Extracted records
+ + + + + + +
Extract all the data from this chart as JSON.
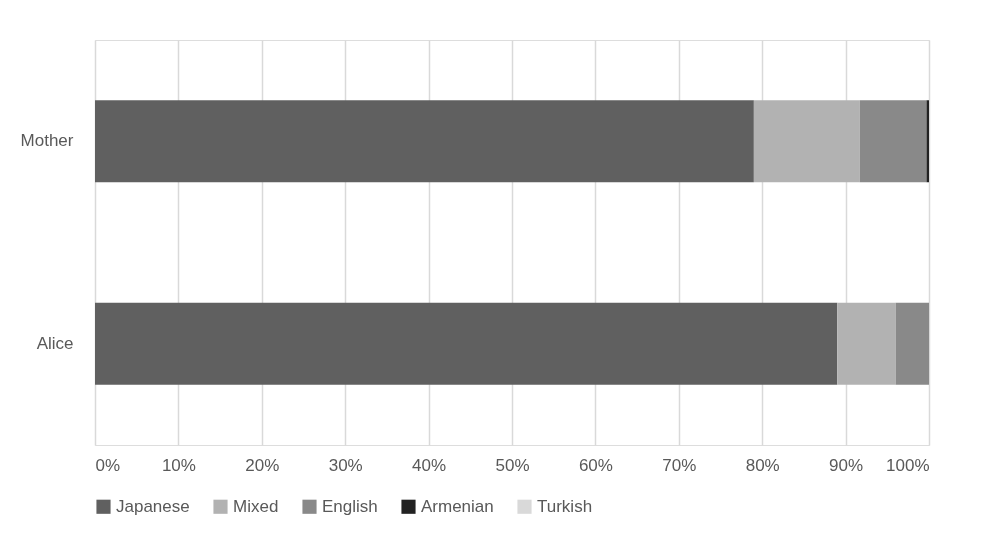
{
  "chart_data": {
    "type": "bar",
    "orientation": "horizontal",
    "stacked": true,
    "categories": [
      "Mother",
      "Alice"
    ],
    "series": [
      {
        "name": "Japanese",
        "color": "#606060",
        "values": [
          79,
          89
        ]
      },
      {
        "name": "Mixed",
        "color": "#b2b2b2",
        "values": [
          12.7,
          7
        ]
      },
      {
        "name": "English",
        "color": "#898989",
        "values": [
          8,
          4
        ]
      },
      {
        "name": "Armenian",
        "color": "#222222",
        "values": [
          0.3,
          0
        ]
      },
      {
        "name": "Turkish",
        "color": "#d9d9d9",
        "values": [
          0,
          0
        ]
      }
    ],
    "xlim": [
      0,
      100
    ],
    "xticks": [
      {
        "value": 0,
        "label": "0%"
      },
      {
        "value": 10,
        "label": "10%"
      },
      {
        "value": 20,
        "label": "20%"
      },
      {
        "value": 30,
        "label": "30%"
      },
      {
        "value": 40,
        "label": "40%"
      },
      {
        "value": 50,
        "label": "50%"
      },
      {
        "value": 60,
        "label": "60%"
      },
      {
        "value": 70,
        "label": "70%"
      },
      {
        "value": 80,
        "label": "80%"
      },
      {
        "value": 90,
        "label": "90%"
      },
      {
        "value": 100,
        "label": "100%"
      }
    ],
    "grid": "x",
    "legend": "bottom"
  }
}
+ + + + + + +
**Exercise goal**
Locate each line with the word "color" and copy it.

**Result for this task**
        "color": "#606060",
        "color": "#b2b2b2",
        "color": "#898989",
        "color": "#222222",
        "color": "#d9d9d9",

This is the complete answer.